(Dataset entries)
┏━━

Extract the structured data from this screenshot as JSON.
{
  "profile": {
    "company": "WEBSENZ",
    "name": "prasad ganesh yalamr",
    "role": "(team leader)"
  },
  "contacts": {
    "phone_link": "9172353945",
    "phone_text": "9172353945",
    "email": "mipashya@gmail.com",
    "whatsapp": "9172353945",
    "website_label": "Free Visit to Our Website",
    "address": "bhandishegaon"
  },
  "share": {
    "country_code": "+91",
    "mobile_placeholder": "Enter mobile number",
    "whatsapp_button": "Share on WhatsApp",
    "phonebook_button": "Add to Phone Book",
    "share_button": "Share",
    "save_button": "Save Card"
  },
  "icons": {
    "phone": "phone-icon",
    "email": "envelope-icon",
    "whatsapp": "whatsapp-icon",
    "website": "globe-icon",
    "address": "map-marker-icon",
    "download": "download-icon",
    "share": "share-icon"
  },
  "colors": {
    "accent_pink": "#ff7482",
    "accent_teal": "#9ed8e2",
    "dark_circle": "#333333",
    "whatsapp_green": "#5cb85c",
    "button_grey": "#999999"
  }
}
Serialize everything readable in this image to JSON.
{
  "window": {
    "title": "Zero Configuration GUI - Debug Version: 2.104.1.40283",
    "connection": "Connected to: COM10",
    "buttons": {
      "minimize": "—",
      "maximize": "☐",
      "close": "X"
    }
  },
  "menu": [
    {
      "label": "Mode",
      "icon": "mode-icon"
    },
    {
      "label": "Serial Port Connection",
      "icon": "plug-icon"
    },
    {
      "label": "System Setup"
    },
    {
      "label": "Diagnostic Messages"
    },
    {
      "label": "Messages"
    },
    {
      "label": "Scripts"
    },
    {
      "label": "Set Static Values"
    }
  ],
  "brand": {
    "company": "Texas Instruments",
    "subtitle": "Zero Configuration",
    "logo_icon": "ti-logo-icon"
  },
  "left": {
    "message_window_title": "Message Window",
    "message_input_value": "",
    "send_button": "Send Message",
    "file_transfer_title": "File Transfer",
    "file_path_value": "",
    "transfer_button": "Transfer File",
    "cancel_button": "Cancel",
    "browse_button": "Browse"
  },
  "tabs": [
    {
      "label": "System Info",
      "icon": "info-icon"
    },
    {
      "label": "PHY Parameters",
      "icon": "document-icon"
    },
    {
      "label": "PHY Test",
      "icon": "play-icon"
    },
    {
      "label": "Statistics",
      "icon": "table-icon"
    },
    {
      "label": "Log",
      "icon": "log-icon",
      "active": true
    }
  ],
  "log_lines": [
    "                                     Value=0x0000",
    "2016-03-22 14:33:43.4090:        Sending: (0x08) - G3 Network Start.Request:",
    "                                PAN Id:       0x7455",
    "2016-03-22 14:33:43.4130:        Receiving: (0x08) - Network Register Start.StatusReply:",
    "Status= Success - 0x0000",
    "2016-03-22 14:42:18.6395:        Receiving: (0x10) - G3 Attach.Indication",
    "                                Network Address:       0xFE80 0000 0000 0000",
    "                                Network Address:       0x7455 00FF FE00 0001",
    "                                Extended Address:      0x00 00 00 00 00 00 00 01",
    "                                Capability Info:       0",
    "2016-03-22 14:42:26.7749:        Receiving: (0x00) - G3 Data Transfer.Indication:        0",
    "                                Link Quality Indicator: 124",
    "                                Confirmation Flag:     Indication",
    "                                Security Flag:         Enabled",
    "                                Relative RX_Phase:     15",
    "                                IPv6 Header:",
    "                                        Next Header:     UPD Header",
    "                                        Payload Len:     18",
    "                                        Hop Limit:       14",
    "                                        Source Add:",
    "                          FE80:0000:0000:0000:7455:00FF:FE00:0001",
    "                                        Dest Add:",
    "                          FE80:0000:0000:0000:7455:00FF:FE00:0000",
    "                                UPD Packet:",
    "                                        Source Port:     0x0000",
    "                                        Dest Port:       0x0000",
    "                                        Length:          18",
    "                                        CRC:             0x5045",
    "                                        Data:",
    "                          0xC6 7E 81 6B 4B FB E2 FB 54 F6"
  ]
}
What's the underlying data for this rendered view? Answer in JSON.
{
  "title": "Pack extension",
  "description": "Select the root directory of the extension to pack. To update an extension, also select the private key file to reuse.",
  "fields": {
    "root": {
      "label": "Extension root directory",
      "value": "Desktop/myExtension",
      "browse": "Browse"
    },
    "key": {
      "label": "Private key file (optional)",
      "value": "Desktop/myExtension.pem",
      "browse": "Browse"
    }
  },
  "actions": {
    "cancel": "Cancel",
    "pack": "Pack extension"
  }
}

┗━━

Task to complete
Set down all of the data above, word for word.

The response
Extract the structured data from this screenshot as JSON.
{
  "profile": {
    "company": "WEBSENZ",
    "name": "prasad ganesh yalamr",
    "role": "(team leader)"
  },
  "contacts": {
    "phone_link": "9172353945",
    "phone_text": "9172353945",
    "email": "mipashya@gmail.com",
    "whatsapp": "9172353945",
    "website_label": "Free Visit to Our Website",
    "address": "bhandishegaon"
  },
  "share": {
    "country_code": "+91",
    "mobile_placeholder": "Enter mobile number",
    "whatsapp_button": "Share on WhatsApp",
    "phonebook_button": "Add to Phone Book",
    "share_button": "Share",
    "save_button": "Save Card"
  },
  "icons": {
    "phone": "phone-icon",
    "email": "envelope-icon",
    "whatsapp": "whatsapp-icon",
    "website": "globe-icon",
    "address": "map-marker-icon",
    "download": "download-icon",
    "share": "share-icon"
  },
  "colors": {
    "accent_pink": "#ff7482",
    "accent_teal": "#9ed8e2",
    "dark_circle": "#333333",
    "whatsapp_green": "#5cb85c",
    "button_grey": "#999999"
  }
}
Serialize everything readable in this image to JSON.
{
  "window": {
    "title": "Zero Configuration GUI - Debug Version: 2.104.1.40283",
    "connection": "Connected to: COM10",
    "buttons": {
      "minimize": "—",
      "maximize": "☐",
      "close": "X"
    }
  },
  "menu": [
    {
      "label": "Mode",
      "icon": "mode-icon"
    },
    {
      "label": "Serial Port Connection",
      "icon": "plug-icon"
    },
    {
      "label": "System Setup"
    },
    {
      "label": "Diagnostic Messages"
    },
    {
      "label": "Messages"
    },
    {
      "label": "Scripts"
    },
    {
      "label": "Set Static Values"
    }
  ],
  "brand": {
    "company": "Texas Instruments",
    "subtitle": "Zero Configuration",
    "logo_icon": "ti-logo-icon"
  },
  "left": {
    "message_window_title": "Message Window",
    "message_input_value": "",
    "send_button": "Send Message",
    "file_transfer_title": "File Transfer",
    "file_path_value": "",
    "transfer_button": "Transfer File",
    "cancel_button": "Cancel",
    "browse_button": "Browse"
  },
  "tabs": [
    {
      "label": "System Info",
      "icon": "info-icon"
    },
    {
      "label": "PHY Parameters",
      "icon": "document-icon"
    },
    {
      "label": "PHY Test",
      "icon": "play-icon"
    },
    {
      "label": "Statistics",
      "icon": "table-icon"
    },
    {
      "label": "Log",
      "icon": "log-icon",
      "active": true
    }
  ],
  "log_lines": [
    "                                     Value=0x0000",
    "2016-03-22 14:33:43.4090:        Sending: (0x08) - G3 Network Start.Request:",
    "                                PAN Id:       0x7455",
    "2016-03-22 14:33:43.4130:        Receiving: (0x08) - Network Register Start.StatusReply:",
    "Status= Success - 0x0000",
    "2016-03-22 14:42:18.6395:        Receiving: (0x10) - G3 Attach.Indication",
    "                                Network Address:       0xFE80 0000 0000 0000",
    "                                Network Address:       0x7455 00FF FE00 0001",
    "                                Extended Address:      0x00 00 00 00 00 00 00 01",
    "                                Capability Info:       0",
    "2016-03-22 14:42:26.7749:        Receiving: (0x00) - G3 Data Transfer.Indication:        0",
    "                                Link Quality Indicator: 124",
    "                                Confirmation Flag:     Indication",
    "                                Security Flag:         Enabled",
    "                                Relative RX_Phase:     15",
    "                                IPv6 Header:",
    "                                        Next Header:     UPD Header",
    "                                        Payload Len:     18",
    "                                        Hop Limit:       14",
    "                                        Source Add:",
    "                          FE80:0000:0000:0000:7455:00FF:FE00:0001",
    "                                        Dest Add:",
    "                          FE80:0000:0000:0000:7455:00FF:FE00:0000",
    "                                UPD Packet:",
    "                                        Source Port:     0x0000",
    "                                        Dest Port:       0x0000",
    "                                        Length:          18",
    "                                        CRC:             0x5045",
    "                                        Data:",
    "                          0xC6 7E 81 6B 4B FB E2 FB 54 F6"
  ]
}
What's the underlying data for this rendered view? Answer in JSON.
{
  "title": "Pack extension",
  "description": "Select the root directory of the extension to pack. To update an extension, also select the private key file to reuse.",
  "fields": {
    "root": {
      "label": "Extension root directory",
      "value": "Desktop/myExtension",
      "browse": "Browse"
    },
    "key": {
      "label": "Private key file (optional)",
      "value": "Desktop/myExtension.pem",
      "browse": "Browse"
    }
  },
  "actions": {
    "cancel": "Cancel",
    "pack": "Pack extension"
  }
}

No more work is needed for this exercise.